■ Brief
Lines that hold the word "document" should be located and copied.

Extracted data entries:
......

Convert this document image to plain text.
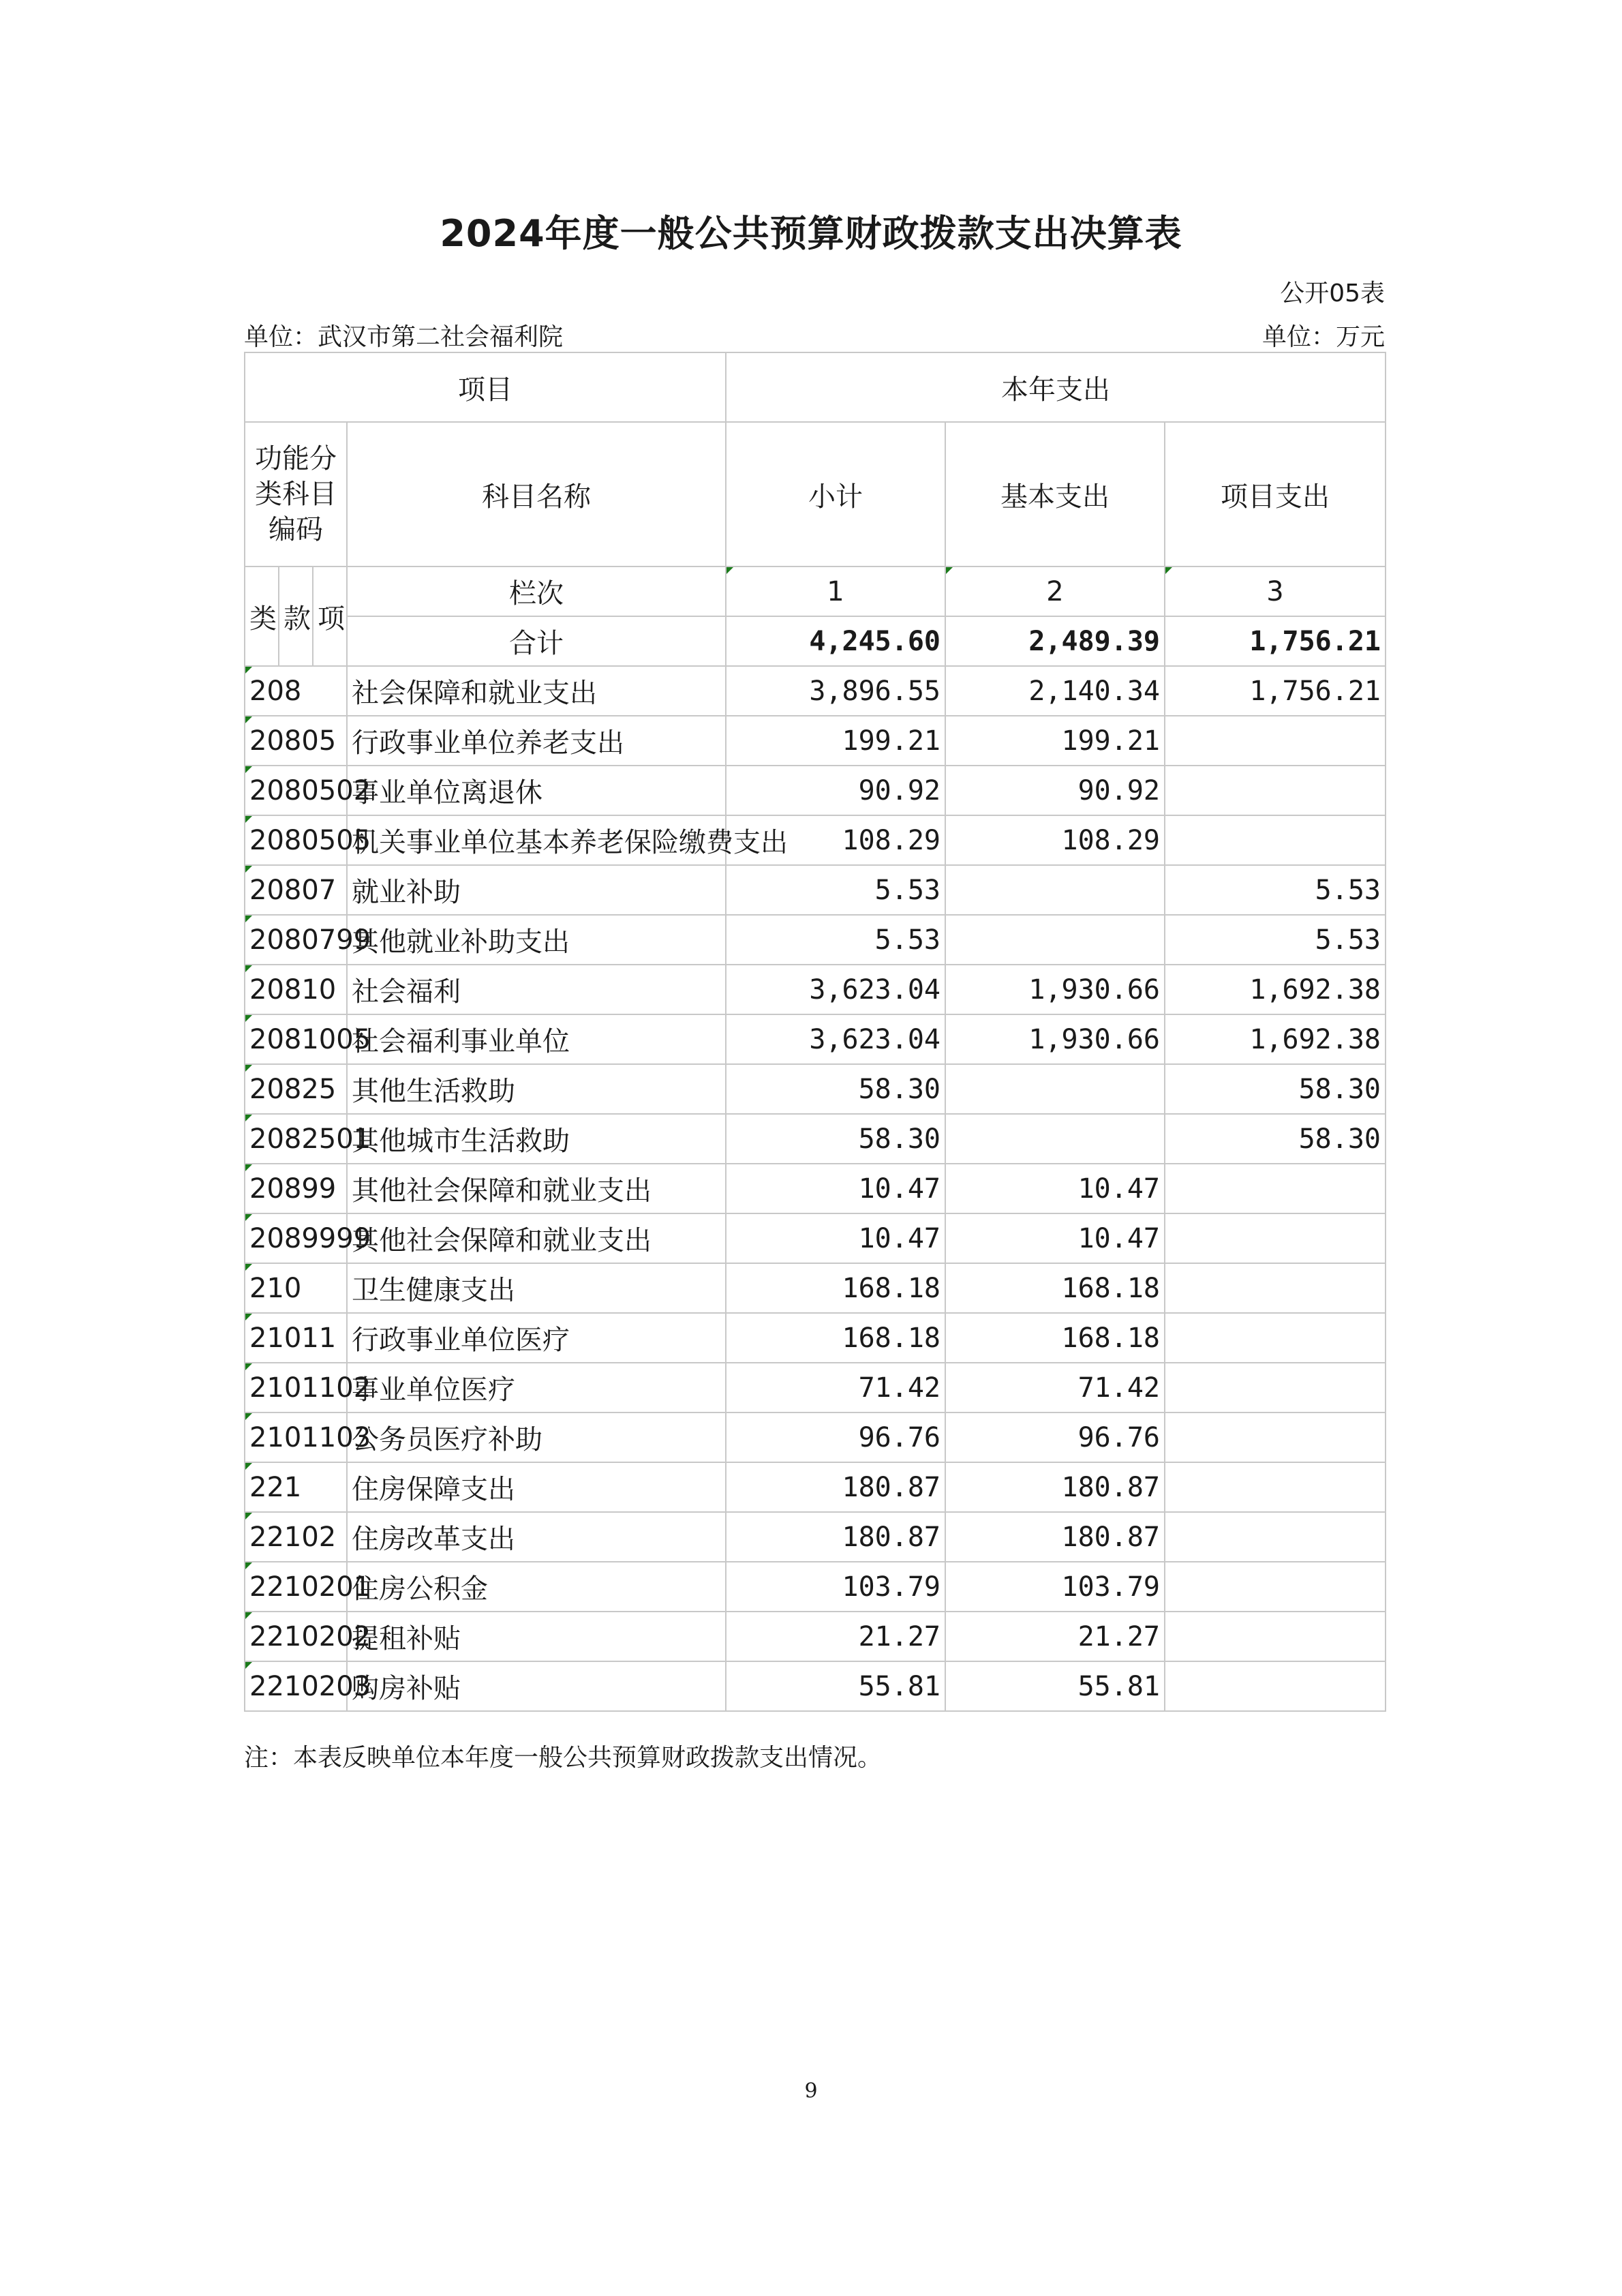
2024年度一般公共预算财政拨款支出决算表
公开05表
单位：武汉市第二社会福利院	单位：万元
项目				本年支出		
功能分类科目编码			科目名称	小计	基本支出	项目支出
类	款	项	栏次	1	2	3
			合计	4,245.60	2,489.39	1,756.21
208			社会保障和就业支出	3,896.55	2,140.34	1,756.21
20805			行政事业单位养老支出	199.21	199.21	
2080502			事业单位离退休	90.92	90.92	
2080505			机关事业单位基本养老保险缴费支出	108.29	108.29	
20807			就业补助	5.53		5.53
2080799			其他就业补助支出	5.53		5.53
20810			社会福利	3,623.04	1,930.66	1,692.38
2081005			社会福利事业单位	3,623.04	1,930.66	1,692.38
20825			其他生活救助	58.30		58.30
2082501			其他城市生活救助	58.30		58.30
20899			其他社会保障和就业支出	10.47	10.47	
2089999			其他社会保障和就业支出	10.47	10.47	
210			卫生健康支出	168.18	168.18	
21011			行政事业单位医疗	168.18	168.18	
2101102			事业单位医疗	71.42	71.42	
2101103			公务员医疗补助	96.76	96.76	
221			住房保障支出	180.87	180.87	
22102			住房改革支出	180.87	180.87	
2210201			住房公积金	103.79	103.79	
2210202			提租补贴	21.27	21.27	
2210203			购房补贴	55.81	55.81	
注：本表反映单位本年度一般公共预算财政拨款支出情况。
9
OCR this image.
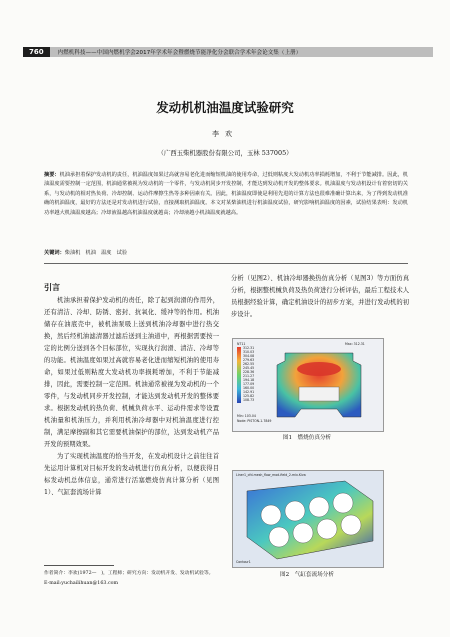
760	内燃机科技——中国内燃机学会2017年学术年会暨燃烧节能净化分会联合学术年会论文集（上册）
发动机机油温度试验研究
李欢
（广西玉柴机器股份有限公司，玉林 537005）
摘要：机油承担着保护发动机的责任，机油温度如果过高就容易老化进而缩短机油的使用寿命，过低则粘度大发动机功率损耗增加，不利于节能减排。因此，机油温度需要控制一定范围，机油通常被视为发动机的一个零件，与发动机同步开发控制，才能达到发动机开发的整体要求。机油温度与发动机设计有着密切的关系，与发动机的相对热负荷、冷却控制、运动件摩擦生热等多种因素有关。因此，机油温度即使是利用先进的计算方法也很难准确计算出来，为了得到发动机准确的机油温度，最好的方法还是对发动机进行试验，直接测取机油温度。本文对某柴油机进行机油温度试验，研究影响机油温度的因素，试验结果表明：发动机功率越大机油温度越高；冷却液温越高机油温度就越高；冷却液越小机油温度就越高。
关键词：柴油机　机油　温度　试验
引言

机油承担着保护发动机的责任，除了起到润滑的作用外，还有清洁、冷却、防锈、密封、抗氧化、缓冲等的作用。机油储存在油底壳中，被机油泵吸上送到机油冷却器中进行热交换，然后经机油滤清器过滤后送到主油道中，再根据需要按一定的比例分送到各个目标部位，实现执行润滑、清洁、冷却等的功能。机油温度如果过高就容易老化进而缩短机油的使用寿命，如果过低则粘度大发动机功率损耗增加，不利于节能减排，因此，需要控制一定范围。机油通常被视为发动机的一个零件，与发动机同步开发控制，才能达到发动机开发的整体要求。根据发动机的热负荷、机械负荷水平、运动件需求等设置机油量和机油压力，并利用机油冷却器中对机油温度进行控制，满足摩擦副和其它需要机油保护的部位，达到发动机产品开发的预期效果。

为了实现机油温度的恰当开发，在发动机设计之前往往首先运用计算机对目标开发的发动机进行仿真分析，以便获得目标发动机总体信息，通常进行活塞燃烧仿真计算分析（见图1）、气缸套流场计算

分析（见图2）、机油冷却器换热仿真分析（见图3）等方面仿真分析，根据整机械负荷及热负荷进行分析评估，最后工程技术人员根据经验计算，确定机油设计的初步方案，并进行发动机的初步设计。

NT11
312.31
310.03
304.08
279.63
262.55
245.45
228.36
211.27
194.18
177.09
160.00
142.91
125.82
108.73
Min: 103.04
Node: PISTON-1.7849
Max: 312.31
图1　燃烧仿真分析
Liner1_cfd-mesh_flow_mod-field_2-mix.Kiva
Contour1
图2　气缸套流场分析
作者简介：李欢(1972—　)，工程师；研究方向：发动机开发、发动机试验等。
E-mail:yuchailihuan@163.com
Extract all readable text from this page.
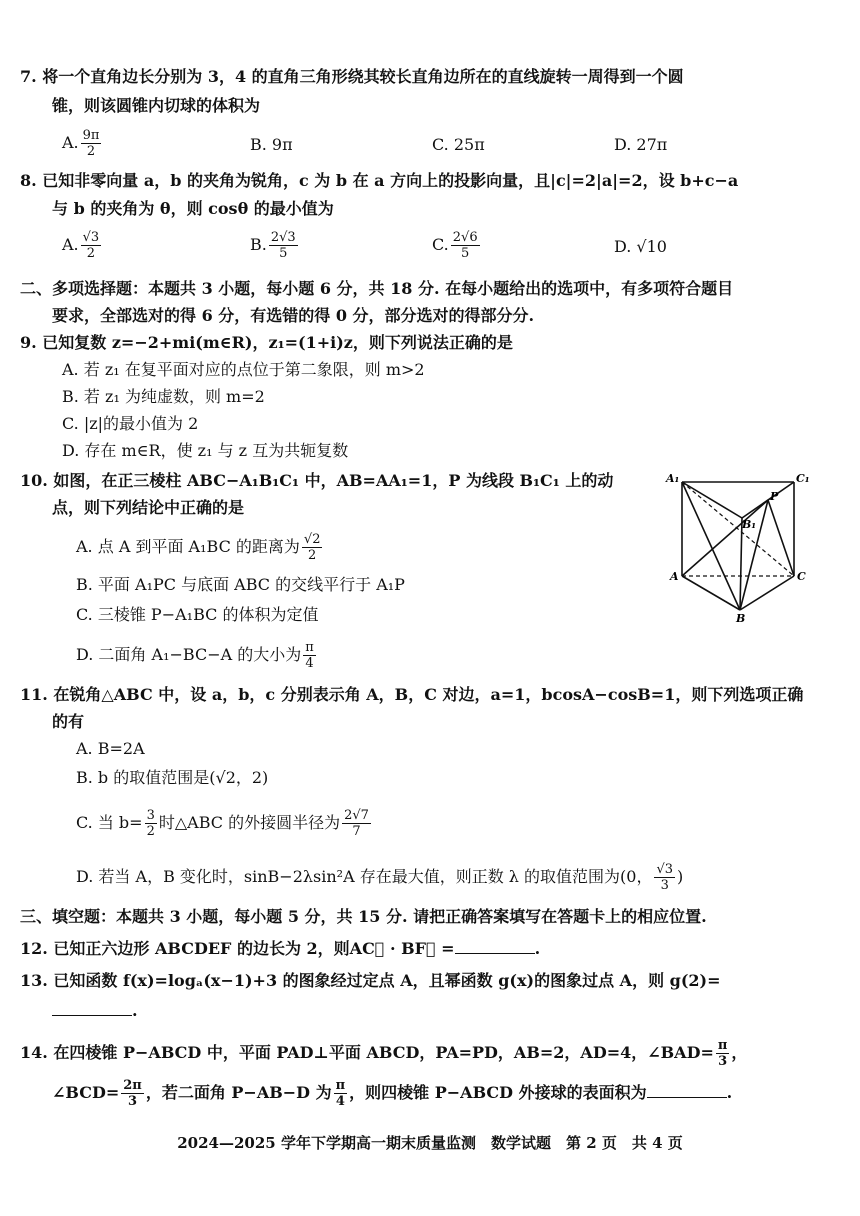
7. 将一个直角边长分别为 3，4 的直角三角形绕其较长直角边所在的直线旋转一周得到一个圆
锥，则该圆锥内切球的体积为
A. $\frac{9\pi}{2}$	B. 9π	C. 25π	D. 27π
8. 已知非零向量 a，b 的夹角为锐角，c 为 b 在 a 方向上的投影向量，且|c|=2|a|=2，设 b+c−a
与 b 的夹角为 θ，则 cosθ 的最小值为
A. $\frac{√3}{2}$	B. $\frac{2√3}{5}$	C. $\frac{2√6}{5}$	D. √10
二、多项选择题：本题共 3 小题，每小题 6 分，共 18 分. 在每小题给出的选项中，有多项符合题目
要求，全部选对的得 6 分，有选错的得 0 分，部分选对的得部分分.
9. 已知复数 z=−2+mi(m∈R)，z₁=(1+i)z，则下列说法正确的是
A. 若 z₁ 在复平面对应的点位于第二象限，则 m>2
B. 若 z₁ 为纯虚数，则 m=2
C. |z|的最小值为 2
D. 存在 m∈R，使 z₁ 与 z 互为共轭复数
10. 如图，在正三棱柱 ABC−A₁B₁C₁ 中，AB=AA₁=1，P 为线段 B₁C₁ 上的动
点，则下列结论中正确的是
A. 点 A 到平面 A₁BC 的距离为 $\frac{√2}{2}$
B. 平面 A₁PC 与底面 ABC 的交线平行于 A₁P
C. 三棱锥 P−A₁BC 的体积为定值
D. 二面角 A₁−BC−A 的大小为 $\frac{\pi}{4}$
A₁	C₁
P
B₁
A	C
B
11. 在锐角△ABC 中，设 a，b，c 分别表示角 A，B，C 对边，a=1，bcosA−cosB=1，则下列选项正确
的有
A. B=2A
B. b 的取值范围是(√2，2)
C. 当 $b= \frac{3}{2}$ 时△ABC 的外接圆半径为 $\frac{2√7}{7}$
D. 若当 A，B 变化时，sinB−2λsin²A 存在最大值，则正数 λ 的取值范围为(0， $\frac{√3}{3}$ )
三、填空题：本题共 3 小题，每小题 5 分，共 15 分. 请把正确答案填写在答题卡上的相应位置.
12. 已知正六边形 ABCDEF 的边长为 2，则AC⃗ · BF⃗ =	.
13. 已知函数 f(x)=logₐ(x−1)+3 的图象经过定点 A，且幂函数 g(x)的图象过点 A，则 g(2)=
.
14. 在四棱锥 P−ABCD 中，平面 PAD⊥平面 ABCD，PA=PD，AB=2，AD=4，∠BAD= $\frac{\pi}{3}$ ，
∠BCD= $\frac{2\pi}{3}$ ，若二面角 P−AB−D 为 $\frac{\pi}{4}$ ，则四棱锥 P−ABCD 外接球的表面积为	.
2024—2025 学年下学期高一期末质量监测　数学试题　第 2 页　共 4 页
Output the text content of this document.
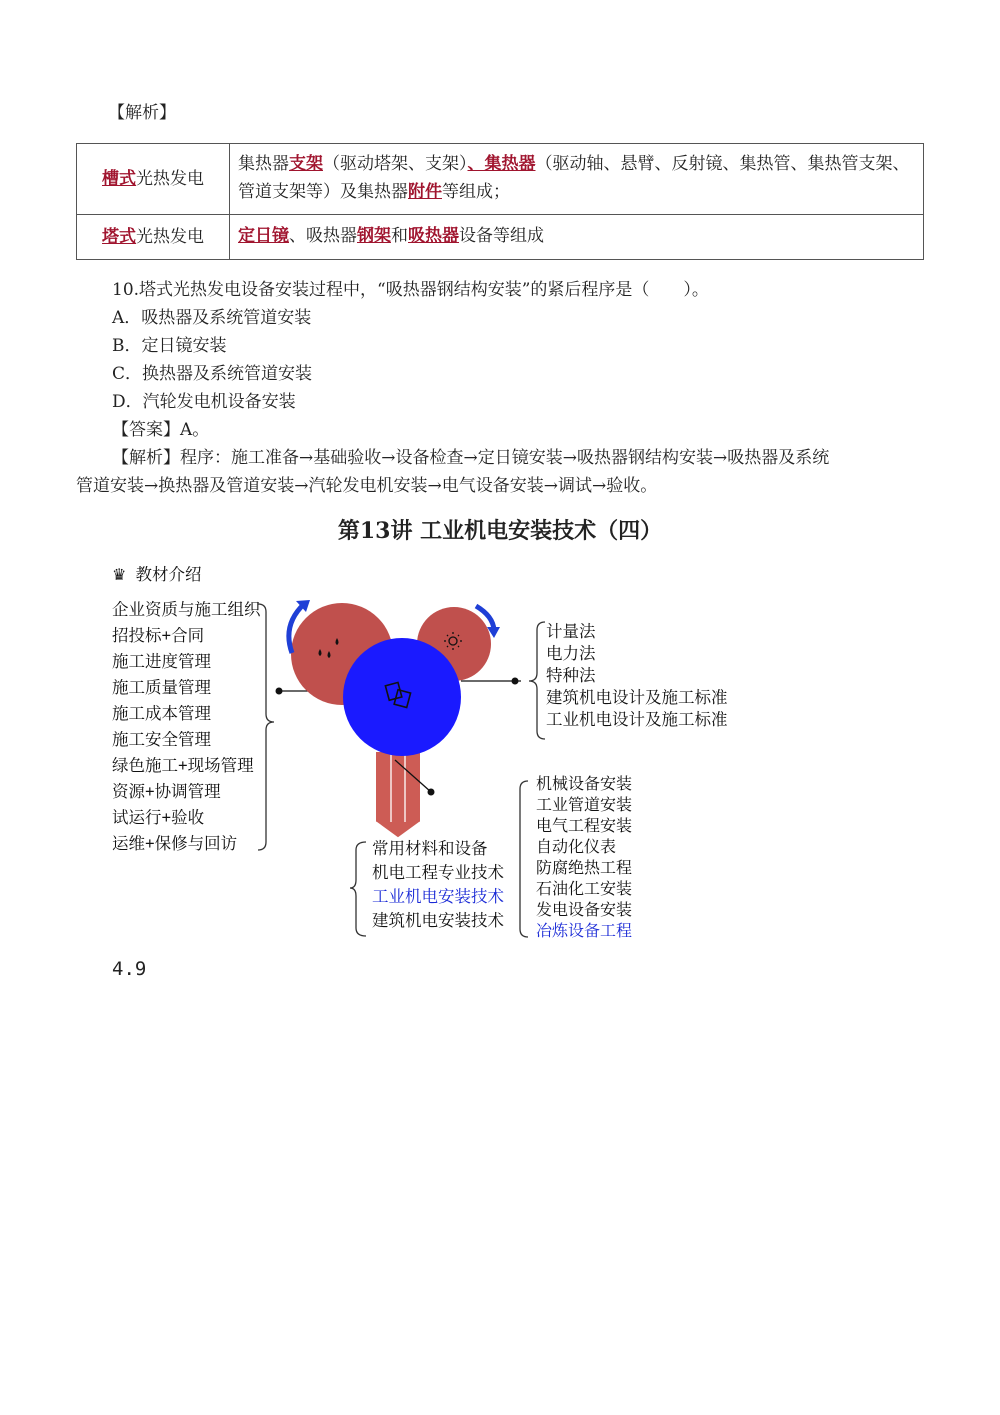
【解析】
槽式光热发电	集热器支架（驱动塔架、支架）、集热器（驱动轴、悬臂、反射镜、集热管、集热管支架、管道支架等）及集热器附件等组成；
塔式光热发电	定日镜、吸热器钢架和吸热器设备等组成
10.塔式光热发电设备安装过程中，“吸热器钢结构安装”的紧后程序是（　　）。
A．吸热器及系统管道安装
B．定日镜安装
C．换热器及系统管道安装
D．汽轮发电机设备安装
【答案】A。
【解析】程序：施工准备→基础验收→设备检查→定日镜安装→吸热器钢结构安装→吸热器及系统
管道安装→换热器及管道安装→汽轮发电机安装→电气设备安装→调试→验收。
第13讲 工业机电安装技术（四）
♛ 教材介绍
企业资质与施工组织
招投标+合同
施工进度管理
施工质量管理
施工成本管理
施工安全管理
绿色施工+现场管理
资源+协调管理
试运行+验收
运维+保修与回访
计量法
电力法
特种法
建筑机电设计及施工标准
工业机电设计及施工标准
常用材料和设备
机电工程专业技术
工业机电安装技术
建筑机电安装技术
机械设备安装
工业管道安装
电气工程安装
自动化仪表
防腐绝热工程
石油化工安装
发电设备安装
冶炼设备工程
4.9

......

■ Exercise response
Convert this document image to plain text.
Output the text content of this document.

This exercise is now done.